[Written instruction]: Give the entries back exactly, dropping each image.

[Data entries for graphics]
• • •

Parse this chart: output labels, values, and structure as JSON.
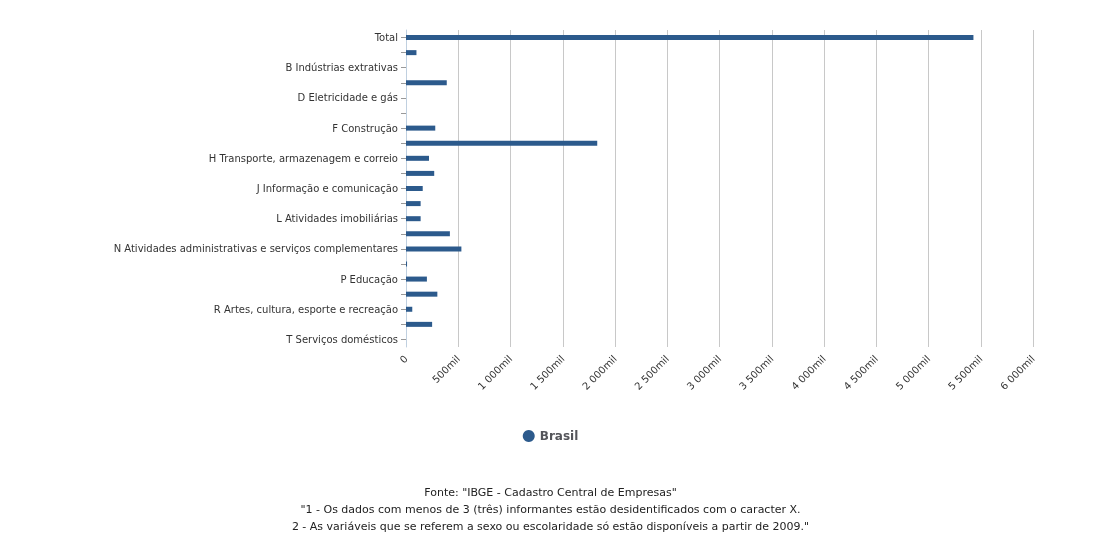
{
  "chart_data": {
    "type": "bar",
    "orientation": "horizontal",
    "categories": [
      "Total",
      null,
      "B Indústrias extrativas",
      null,
      "D Eletricidade e gás",
      null,
      "F Construção",
      null,
      "H Transporte, armazenagem e correio",
      null,
      "J Informação e comunicação",
      null,
      "L Atividades imobiliárias",
      null,
      "N Atividades administrativas e serviços complementares",
      null,
      "P Educação",
      null,
      "R Artes, cultura, esporte e recreação",
      null,
      "T Serviços domésticos"
    ],
    "series": [
      {
        "name": "Brasil",
        "color": "#2c5a8c",
        "values": [
          5430,
          100,
          0,
          390,
          0,
          0,
          280,
          1830,
          220,
          270,
          160,
          140,
          140,
          420,
          530,
          10,
          200,
          300,
          60,
          250,
          0
        ]
      }
    ],
    "xlim": [
      0,
      6000
    ],
    "xticks": [
      0,
      {
        "value": 500,
        "label": "500mil"
      },
      {
        "value": 1000,
        "label": "1 000mil"
      },
      {
        "value": 1500,
        "label": "1 500mil"
      },
      {
        "value": 2000,
        "label": "2 000mil"
      },
      {
        "value": 2500,
        "label": "2 500mil"
      },
      {
        "value": 3000,
        "label": "3 000mil"
      },
      {
        "value": 3500,
        "label": "3 500mil"
      },
      {
        "value": 4000,
        "label": "4 000mil"
      },
      {
        "value": 4500,
        "label": "4 500mil"
      },
      {
        "value": 5000,
        "label": "5 000mil"
      },
      {
        "value": 5500,
        "label": "5 500mil"
      },
      {
        "value": 6000,
        "label": "6 000mil"
      }
    ],
    "grid": "x",
    "legend": "bottom",
    "annotations": [
      "Fonte: \"IBGE - Cadastro Central de Empresas\"",
      "\"1 - Os dados com menos de 3 (três) informantes estão desidentificados com o caracter X.",
      "2 - As variáveis que se referem a sexo ou escolaridade só estão disponíveis a partir de 2009.\""
    ]
  }
}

• • •

[Result of the task]:
Parse this chart: output labels, values, and structure as JSON.
{
  "chart_data": {
    "type": "bar",
    "orientation": "horizontal",
    "categories": [
      "Total",
      null,
      "B Indústrias extrativas",
      null,
      "D Eletricidade e gás",
      null,
      "F Construção",
      null,
      "H Transporte, armazenagem e correio",
      null,
      "J Informação e comunicação",
      null,
      "L Atividades imobiliárias",
      null,
      "N Atividades administrativas e serviços complementares",
      null,
      "P Educação",
      null,
      "R Artes, cultura, esporte e recreação",
      null,
      "T Serviços domésticos"
    ],
    "series": [
      {
        "name": "Brasil",
        "color": "#2c5a8c",
        "values": [
          5430,
          100,
          0,
          390,
          0,
          0,
          280,
          1830,
          220,
          270,
          160,
          140,
          140,
          420,
          530,
          10,
          200,
          300,
          60,
          250,
          0
        ]
      }
    ],
    "xlim": [
      0,
      6000
    ],
    "xticks": [
      0,
      {
        "value": 500,
        "label": "500mil"
      },
      {
        "value": 1000,
        "label": "1 000mil"
      },
      {
        "value": 1500,
        "label": "1 500mil"
      },
      {
        "value": 2000,
        "label": "2 000mil"
      },
      {
        "value": 2500,
        "label": "2 500mil"
      },
      {
        "value": 3000,
        "label": "3 000mil"
      },
      {
        "value": 3500,
        "label": "3 500mil"
      },
      {
        "value": 4000,
        "label": "4 000mil"
      },
      {
        "value": 4500,
        "label": "4 500mil"
      },
      {
        "value": 5000,
        "label": "5 000mil"
      },
      {
        "value": 5500,
        "label": "5 500mil"
      },
      {
        "value": 6000,
        "label": "6 000mil"
      }
    ],
    "grid": "x",
    "legend": "bottom",
    "annotations": [
      "Fonte: \"IBGE - Cadastro Central de Empresas\"",
      "\"1 - Os dados com menos de 3 (três) informantes estão desidentificados com o caracter X.",
      "2 - As variáveis que se referem a sexo ou escolaridade só estão disponíveis a partir de 2009.\""
    ]
  }
}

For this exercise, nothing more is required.